**The task**: Each line below is to be written out in full, exactly as shown.

Source records
## Start

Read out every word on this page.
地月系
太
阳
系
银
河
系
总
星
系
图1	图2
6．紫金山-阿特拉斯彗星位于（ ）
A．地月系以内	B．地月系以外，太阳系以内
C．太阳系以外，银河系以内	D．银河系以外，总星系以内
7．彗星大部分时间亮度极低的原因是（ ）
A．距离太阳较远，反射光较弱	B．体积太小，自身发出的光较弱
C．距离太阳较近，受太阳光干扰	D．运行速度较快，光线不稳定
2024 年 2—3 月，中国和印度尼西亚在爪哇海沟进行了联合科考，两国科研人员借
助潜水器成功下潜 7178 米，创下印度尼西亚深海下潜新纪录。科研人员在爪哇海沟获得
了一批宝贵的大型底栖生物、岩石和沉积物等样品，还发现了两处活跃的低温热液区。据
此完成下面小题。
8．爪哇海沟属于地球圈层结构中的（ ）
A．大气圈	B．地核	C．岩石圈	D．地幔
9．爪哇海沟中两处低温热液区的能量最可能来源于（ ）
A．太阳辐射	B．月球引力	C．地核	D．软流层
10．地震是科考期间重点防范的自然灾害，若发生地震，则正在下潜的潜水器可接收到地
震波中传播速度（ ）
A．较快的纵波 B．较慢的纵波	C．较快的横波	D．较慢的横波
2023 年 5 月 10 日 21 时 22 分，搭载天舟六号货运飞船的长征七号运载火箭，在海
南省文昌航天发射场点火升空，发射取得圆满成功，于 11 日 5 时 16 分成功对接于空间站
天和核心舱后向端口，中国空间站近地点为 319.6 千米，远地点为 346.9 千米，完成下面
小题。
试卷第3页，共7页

## End

**Reply**:
Read out every word on this page.
地月系
太
阳
系
银
河
系
总
星
系
图1	图2
6．紫金山-阿特拉斯彗星位于（ ）
A．地月系以内	B．地月系以外，太阳系以内
C．太阳系以外，银河系以内	D．银河系以外，总星系以内
7．彗星大部分时间亮度极低的原因是（ ）
A．距离太阳较远，反射光较弱	B．体积太小，自身发出的光较弱
C．距离太阳较近，受太阳光干扰	D．运行速度较快，光线不稳定
2024 年 2—3 月，中国和印度尼西亚在爪哇海沟进行了联合科考，两国科研人员借
助潜水器成功下潜 7178 米，创下印度尼西亚深海下潜新纪录。科研人员在爪哇海沟获得
了一批宝贵的大型底栖生物、岩石和沉积物等样品，还发现了两处活跃的低温热液区。据
此完成下面小题。
8．爪哇海沟属于地球圈层结构中的（ ）
A．大气圈	B．地核	C．岩石圈	D．地幔
9．爪哇海沟中两处低温热液区的能量最可能来源于（ ）
A．太阳辐射	B．月球引力	C．地核	D．软流层
10．地震是科考期间重点防范的自然灾害，若发生地震，则正在下潜的潜水器可接收到地
震波中传播速度（ ）
A．较快的纵波 B．较慢的纵波	C．较快的横波	D．较慢的横波
2023 年 5 月 10 日 21 时 22 分，搭载天舟六号货运飞船的长征七号运载火箭，在海
南省文昌航天发射场点火升空，发射取得圆满成功，于 11 日 5 时 16 分成功对接于空间站
天和核心舱后向端口，中国空间站近地点为 319.6 千米，远地点为 346.9 千米，完成下面
小题。
试卷第3页，共7页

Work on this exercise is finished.